§ Short exercise: Please repeat, with no changes, the records starting with the line that contains "Text: 1: 1 [52, 464, 59, 474]" and going on through the line that contains "Text: 1: 1 [261, 50, 268, 60]".

§ Data in this exercise:

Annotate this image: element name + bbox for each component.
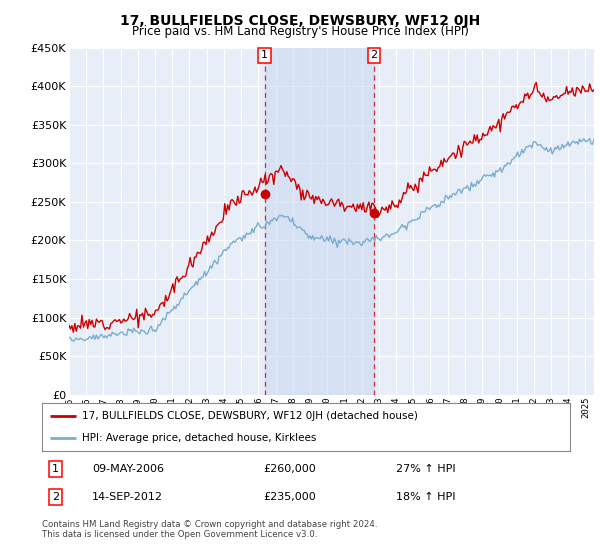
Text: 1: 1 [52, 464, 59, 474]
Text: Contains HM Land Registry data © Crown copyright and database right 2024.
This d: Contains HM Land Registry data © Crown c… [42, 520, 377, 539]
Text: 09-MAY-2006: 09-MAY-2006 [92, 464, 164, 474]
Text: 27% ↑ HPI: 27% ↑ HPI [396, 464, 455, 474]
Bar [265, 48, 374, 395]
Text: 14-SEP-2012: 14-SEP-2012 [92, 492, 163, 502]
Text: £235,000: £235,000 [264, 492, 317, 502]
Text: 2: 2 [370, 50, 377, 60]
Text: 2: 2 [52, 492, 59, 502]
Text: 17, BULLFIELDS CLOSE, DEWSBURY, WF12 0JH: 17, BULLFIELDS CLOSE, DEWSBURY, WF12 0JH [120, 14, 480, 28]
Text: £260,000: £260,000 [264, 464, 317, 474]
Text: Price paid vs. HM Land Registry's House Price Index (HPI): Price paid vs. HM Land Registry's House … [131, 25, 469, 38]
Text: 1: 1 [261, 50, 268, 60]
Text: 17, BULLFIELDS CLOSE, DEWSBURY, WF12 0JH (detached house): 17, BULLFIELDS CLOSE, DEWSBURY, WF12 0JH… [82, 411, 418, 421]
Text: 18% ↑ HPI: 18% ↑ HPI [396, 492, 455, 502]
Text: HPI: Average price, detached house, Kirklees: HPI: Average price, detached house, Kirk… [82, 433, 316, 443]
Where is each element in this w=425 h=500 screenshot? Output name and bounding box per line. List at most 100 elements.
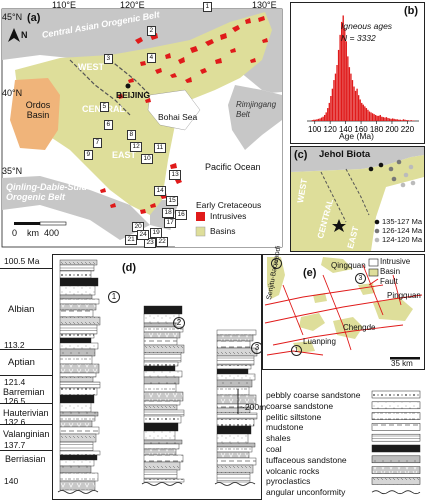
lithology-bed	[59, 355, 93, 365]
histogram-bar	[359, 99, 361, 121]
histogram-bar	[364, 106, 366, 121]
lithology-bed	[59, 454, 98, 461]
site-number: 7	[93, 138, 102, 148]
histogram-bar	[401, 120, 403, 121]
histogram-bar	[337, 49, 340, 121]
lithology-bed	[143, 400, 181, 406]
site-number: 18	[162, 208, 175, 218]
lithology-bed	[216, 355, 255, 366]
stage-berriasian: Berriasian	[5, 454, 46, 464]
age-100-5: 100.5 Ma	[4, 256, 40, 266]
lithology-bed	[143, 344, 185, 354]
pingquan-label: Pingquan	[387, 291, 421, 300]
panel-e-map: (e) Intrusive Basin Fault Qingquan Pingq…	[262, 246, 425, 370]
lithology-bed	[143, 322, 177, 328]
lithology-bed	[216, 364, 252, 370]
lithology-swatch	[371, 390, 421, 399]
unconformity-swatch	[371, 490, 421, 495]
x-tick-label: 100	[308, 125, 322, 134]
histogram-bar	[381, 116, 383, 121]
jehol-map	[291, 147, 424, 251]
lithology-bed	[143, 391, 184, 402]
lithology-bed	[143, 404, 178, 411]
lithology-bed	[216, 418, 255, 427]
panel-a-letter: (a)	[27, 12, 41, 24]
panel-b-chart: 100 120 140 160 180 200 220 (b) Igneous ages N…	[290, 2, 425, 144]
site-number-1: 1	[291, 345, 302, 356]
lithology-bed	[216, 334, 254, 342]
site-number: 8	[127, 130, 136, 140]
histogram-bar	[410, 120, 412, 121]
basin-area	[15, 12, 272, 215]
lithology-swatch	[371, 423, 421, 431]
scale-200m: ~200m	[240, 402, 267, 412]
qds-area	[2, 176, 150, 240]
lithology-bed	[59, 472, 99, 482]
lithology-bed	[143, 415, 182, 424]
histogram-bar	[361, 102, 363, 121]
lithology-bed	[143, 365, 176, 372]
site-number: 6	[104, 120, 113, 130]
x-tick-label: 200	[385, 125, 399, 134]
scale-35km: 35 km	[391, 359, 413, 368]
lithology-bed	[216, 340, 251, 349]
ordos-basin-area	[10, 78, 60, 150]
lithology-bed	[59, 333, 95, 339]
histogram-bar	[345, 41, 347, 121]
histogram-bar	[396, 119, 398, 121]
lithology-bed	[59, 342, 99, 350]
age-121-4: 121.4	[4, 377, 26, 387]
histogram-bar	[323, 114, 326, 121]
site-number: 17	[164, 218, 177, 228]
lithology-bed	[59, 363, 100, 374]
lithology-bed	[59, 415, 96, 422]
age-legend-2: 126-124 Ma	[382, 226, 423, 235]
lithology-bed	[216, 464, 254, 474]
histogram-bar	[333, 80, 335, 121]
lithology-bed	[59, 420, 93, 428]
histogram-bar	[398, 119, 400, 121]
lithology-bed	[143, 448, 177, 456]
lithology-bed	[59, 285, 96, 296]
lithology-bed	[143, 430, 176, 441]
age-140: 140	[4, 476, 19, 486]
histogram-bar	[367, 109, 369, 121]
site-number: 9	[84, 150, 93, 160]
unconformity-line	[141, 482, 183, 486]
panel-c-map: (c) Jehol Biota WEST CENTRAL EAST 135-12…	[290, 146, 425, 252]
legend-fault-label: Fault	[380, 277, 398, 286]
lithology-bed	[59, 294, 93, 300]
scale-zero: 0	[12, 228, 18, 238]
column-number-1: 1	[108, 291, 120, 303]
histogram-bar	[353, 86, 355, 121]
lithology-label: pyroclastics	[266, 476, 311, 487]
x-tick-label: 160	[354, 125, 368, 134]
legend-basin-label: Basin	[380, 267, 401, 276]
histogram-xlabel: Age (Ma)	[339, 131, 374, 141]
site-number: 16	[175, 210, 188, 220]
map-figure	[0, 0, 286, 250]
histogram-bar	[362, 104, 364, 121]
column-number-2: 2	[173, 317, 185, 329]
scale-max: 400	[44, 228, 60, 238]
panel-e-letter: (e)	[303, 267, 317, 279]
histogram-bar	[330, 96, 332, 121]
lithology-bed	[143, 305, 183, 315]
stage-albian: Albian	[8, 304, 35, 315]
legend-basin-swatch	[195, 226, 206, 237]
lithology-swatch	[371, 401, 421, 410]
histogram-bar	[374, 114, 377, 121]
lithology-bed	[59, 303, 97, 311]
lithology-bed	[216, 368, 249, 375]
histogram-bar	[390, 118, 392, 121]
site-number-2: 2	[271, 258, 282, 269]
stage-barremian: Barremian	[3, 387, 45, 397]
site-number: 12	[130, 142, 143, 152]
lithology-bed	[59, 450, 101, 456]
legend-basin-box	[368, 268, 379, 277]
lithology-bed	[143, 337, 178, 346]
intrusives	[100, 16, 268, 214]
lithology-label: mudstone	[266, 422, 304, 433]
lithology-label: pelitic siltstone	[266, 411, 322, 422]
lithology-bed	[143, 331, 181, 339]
...
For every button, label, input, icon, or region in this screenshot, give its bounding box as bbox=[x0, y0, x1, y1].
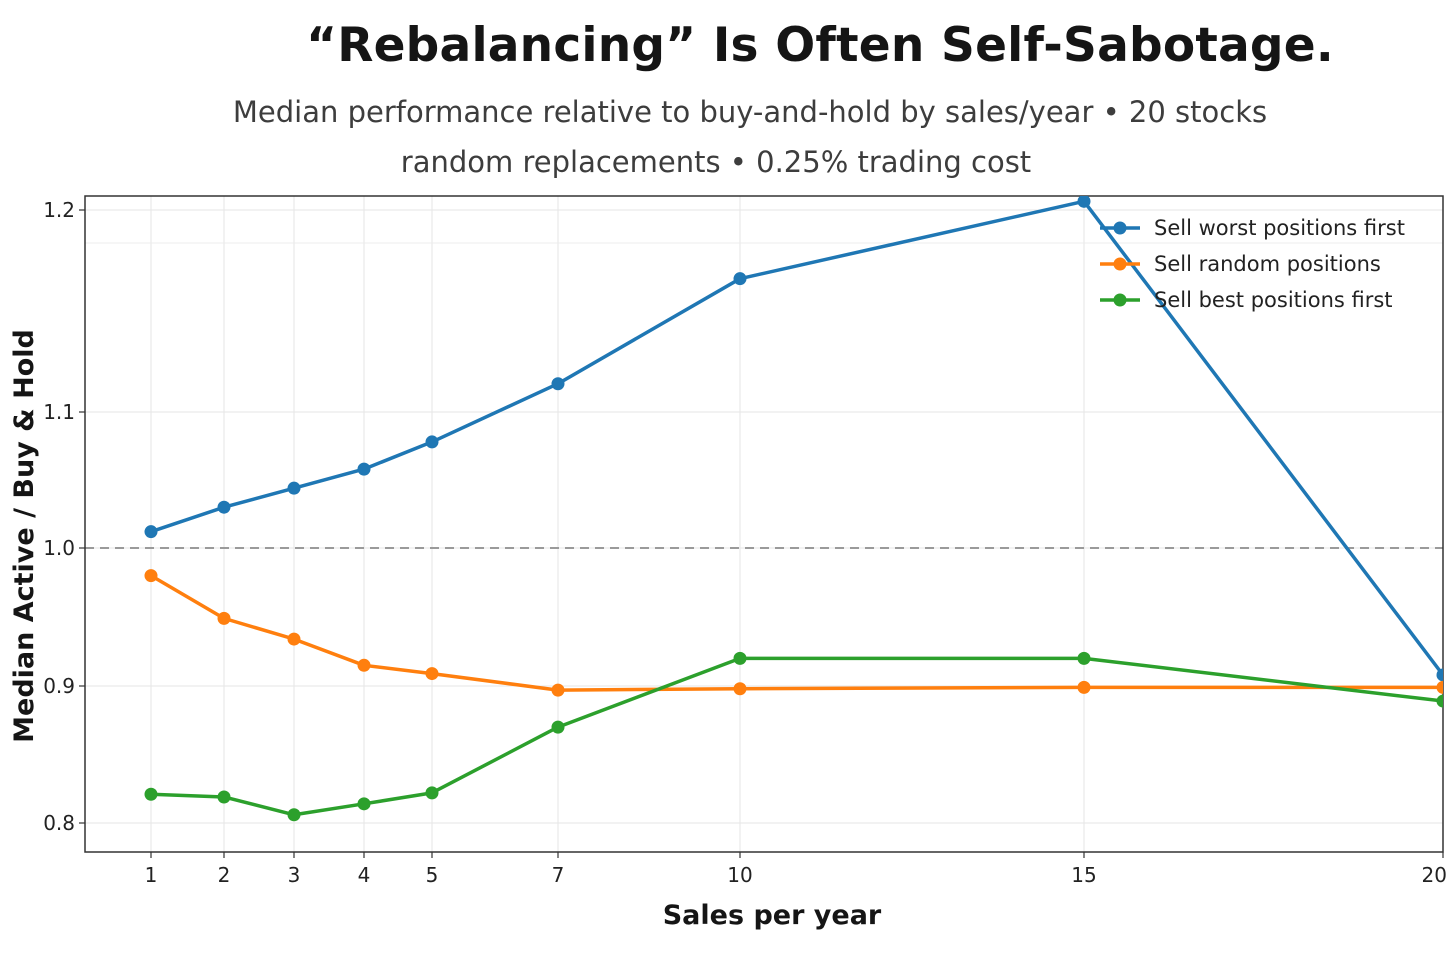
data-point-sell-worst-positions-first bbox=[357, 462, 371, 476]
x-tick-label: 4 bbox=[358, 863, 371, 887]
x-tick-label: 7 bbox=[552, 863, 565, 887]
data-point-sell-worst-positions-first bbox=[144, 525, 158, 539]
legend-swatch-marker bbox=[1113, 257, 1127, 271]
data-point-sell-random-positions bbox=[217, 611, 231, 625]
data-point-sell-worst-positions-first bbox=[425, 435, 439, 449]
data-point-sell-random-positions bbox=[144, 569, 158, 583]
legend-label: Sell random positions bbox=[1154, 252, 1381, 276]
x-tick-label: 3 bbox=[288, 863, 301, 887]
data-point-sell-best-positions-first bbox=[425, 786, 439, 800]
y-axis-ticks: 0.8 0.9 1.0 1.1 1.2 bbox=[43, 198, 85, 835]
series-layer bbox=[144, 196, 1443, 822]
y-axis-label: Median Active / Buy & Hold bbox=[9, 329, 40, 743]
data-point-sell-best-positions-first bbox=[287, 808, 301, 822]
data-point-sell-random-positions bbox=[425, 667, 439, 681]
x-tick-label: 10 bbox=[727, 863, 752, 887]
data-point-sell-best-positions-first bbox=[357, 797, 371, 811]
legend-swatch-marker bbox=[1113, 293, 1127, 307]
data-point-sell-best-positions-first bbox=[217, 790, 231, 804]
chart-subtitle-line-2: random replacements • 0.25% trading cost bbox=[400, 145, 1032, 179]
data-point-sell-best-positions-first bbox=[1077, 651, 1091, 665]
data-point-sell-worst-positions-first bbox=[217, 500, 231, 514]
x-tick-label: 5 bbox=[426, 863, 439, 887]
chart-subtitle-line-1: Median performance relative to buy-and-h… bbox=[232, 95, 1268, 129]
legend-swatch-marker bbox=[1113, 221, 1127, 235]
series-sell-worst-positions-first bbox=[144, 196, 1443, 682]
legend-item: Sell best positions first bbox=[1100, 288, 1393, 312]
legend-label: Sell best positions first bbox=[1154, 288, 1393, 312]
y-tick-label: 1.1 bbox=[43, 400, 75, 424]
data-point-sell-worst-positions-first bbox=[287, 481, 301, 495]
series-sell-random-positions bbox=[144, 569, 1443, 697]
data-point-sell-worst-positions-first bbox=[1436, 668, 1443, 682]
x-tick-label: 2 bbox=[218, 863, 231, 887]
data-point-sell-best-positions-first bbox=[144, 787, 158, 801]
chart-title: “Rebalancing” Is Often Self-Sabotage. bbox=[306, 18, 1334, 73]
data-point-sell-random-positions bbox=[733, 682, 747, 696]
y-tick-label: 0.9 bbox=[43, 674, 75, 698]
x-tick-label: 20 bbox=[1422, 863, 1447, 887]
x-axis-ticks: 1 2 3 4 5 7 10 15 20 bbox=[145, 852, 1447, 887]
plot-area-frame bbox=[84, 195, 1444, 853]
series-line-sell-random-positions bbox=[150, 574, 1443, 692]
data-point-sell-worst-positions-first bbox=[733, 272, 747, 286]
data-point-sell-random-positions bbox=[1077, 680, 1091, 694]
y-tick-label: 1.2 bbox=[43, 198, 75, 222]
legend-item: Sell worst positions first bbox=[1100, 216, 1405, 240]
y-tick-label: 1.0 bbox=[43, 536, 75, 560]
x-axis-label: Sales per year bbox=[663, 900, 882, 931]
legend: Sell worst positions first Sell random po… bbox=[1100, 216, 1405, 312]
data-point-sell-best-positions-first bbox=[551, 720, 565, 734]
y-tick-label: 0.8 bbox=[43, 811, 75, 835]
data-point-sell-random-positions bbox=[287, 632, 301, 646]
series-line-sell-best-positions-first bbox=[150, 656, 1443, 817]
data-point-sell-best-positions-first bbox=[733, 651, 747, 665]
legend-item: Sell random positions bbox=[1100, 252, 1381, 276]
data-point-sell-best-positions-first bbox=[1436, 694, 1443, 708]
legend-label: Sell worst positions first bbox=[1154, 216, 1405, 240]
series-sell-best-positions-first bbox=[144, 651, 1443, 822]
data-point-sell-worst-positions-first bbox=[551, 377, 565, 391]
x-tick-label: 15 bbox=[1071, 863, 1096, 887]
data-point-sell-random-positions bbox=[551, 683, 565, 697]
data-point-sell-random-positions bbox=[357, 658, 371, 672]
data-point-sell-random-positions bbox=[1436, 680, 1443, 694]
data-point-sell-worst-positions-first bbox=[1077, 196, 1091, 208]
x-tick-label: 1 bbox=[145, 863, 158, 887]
---
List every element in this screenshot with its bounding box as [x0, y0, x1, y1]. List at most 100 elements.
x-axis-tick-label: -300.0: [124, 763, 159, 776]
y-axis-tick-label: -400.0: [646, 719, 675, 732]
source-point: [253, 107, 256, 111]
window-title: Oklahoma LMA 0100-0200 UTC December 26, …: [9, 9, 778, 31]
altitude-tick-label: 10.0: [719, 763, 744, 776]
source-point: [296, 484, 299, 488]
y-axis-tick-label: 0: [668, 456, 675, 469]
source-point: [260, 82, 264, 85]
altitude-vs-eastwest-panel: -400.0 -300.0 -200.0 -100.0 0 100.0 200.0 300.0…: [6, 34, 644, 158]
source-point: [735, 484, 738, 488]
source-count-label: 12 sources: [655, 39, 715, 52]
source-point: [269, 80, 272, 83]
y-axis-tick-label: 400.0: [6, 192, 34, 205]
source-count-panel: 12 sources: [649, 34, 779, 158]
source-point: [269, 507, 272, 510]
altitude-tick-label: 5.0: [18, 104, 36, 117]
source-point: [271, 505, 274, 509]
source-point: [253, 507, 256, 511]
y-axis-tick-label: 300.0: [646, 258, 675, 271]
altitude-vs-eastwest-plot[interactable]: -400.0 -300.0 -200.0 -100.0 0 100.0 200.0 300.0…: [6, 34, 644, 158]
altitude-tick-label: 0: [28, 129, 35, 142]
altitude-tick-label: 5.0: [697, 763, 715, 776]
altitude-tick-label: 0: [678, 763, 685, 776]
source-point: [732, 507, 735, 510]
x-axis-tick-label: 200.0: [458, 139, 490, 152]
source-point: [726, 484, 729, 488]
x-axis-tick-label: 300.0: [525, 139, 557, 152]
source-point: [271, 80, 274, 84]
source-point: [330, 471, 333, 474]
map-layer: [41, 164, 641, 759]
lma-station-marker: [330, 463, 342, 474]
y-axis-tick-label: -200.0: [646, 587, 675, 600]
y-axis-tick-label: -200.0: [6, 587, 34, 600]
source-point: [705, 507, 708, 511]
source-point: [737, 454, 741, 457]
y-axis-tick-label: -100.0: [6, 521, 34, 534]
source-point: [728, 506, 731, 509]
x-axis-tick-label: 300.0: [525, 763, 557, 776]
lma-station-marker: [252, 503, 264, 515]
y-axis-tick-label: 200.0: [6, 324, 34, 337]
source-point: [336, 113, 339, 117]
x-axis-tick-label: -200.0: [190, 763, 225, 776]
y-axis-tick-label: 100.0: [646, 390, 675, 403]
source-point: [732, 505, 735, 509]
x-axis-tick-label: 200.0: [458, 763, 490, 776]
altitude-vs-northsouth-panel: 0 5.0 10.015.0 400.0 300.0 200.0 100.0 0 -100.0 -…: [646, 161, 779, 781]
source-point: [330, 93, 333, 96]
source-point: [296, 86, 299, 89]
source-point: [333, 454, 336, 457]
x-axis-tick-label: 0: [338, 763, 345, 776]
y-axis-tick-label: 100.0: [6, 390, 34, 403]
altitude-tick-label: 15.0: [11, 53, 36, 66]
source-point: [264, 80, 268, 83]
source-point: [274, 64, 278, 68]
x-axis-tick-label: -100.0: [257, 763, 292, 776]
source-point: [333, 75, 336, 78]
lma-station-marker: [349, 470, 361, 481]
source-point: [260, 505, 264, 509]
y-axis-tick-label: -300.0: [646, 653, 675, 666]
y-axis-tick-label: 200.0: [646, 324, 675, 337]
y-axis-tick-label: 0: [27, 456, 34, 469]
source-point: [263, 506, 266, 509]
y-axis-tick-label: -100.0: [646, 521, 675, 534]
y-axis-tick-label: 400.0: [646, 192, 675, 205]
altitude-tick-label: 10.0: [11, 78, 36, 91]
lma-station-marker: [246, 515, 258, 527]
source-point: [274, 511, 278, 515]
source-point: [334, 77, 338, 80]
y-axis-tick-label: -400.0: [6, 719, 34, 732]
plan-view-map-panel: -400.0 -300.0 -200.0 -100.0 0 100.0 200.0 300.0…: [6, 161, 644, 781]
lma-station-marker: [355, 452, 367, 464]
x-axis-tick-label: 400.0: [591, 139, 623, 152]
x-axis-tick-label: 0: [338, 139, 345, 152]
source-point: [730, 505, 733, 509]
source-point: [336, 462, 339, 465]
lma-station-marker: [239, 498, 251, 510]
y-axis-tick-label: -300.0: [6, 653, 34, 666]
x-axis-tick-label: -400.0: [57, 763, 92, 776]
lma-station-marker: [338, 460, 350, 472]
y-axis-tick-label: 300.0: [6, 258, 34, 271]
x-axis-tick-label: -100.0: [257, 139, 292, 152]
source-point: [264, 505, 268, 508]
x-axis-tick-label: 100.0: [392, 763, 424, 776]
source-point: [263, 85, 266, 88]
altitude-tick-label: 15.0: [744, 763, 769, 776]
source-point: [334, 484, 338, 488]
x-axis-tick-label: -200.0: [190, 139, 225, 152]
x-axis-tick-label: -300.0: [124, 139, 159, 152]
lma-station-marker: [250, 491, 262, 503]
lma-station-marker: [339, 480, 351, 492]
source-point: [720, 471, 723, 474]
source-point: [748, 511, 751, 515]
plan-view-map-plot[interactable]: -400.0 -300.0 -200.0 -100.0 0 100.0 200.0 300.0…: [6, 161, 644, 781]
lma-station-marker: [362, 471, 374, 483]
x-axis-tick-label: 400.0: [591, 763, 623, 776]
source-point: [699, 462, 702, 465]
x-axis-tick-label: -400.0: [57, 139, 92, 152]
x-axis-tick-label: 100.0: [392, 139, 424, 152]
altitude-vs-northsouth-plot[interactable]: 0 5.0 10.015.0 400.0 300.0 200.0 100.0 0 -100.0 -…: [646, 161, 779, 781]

§ Result below:
Text: 1: 1 [52, 464, 59, 474]
Text: Contains HM Land Registry data © Crown copyright and database right 2024.
This d: Contains HM Land Registry data © Crown c… [42, 520, 377, 539]
Text: 09-MAY-2006: 09-MAY-2006 [92, 464, 164, 474]
Text: 27% ↑ HPI: 27% ↑ HPI [396, 464, 455, 474]
Bar [265, 48, 374, 395]
Text: 14-SEP-2012: 14-SEP-2012 [92, 492, 163, 502]
Text: £235,000: £235,000 [264, 492, 317, 502]
Text: 2: 2 [370, 50, 377, 60]
Text: 2: 2 [52, 492, 59, 502]
Text: 17, BULLFIELDS CLOSE, DEWSBURY, WF12 0JH: 17, BULLFIELDS CLOSE, DEWSBURY, WF12 0JH [120, 14, 480, 28]
Text: £260,000: £260,000 [264, 464, 317, 474]
Text: Price paid vs. HM Land Registry's House Price Index (HPI): Price paid vs. HM Land Registry's House … [131, 25, 469, 38]
Text: 1: 1 [261, 50, 268, 60]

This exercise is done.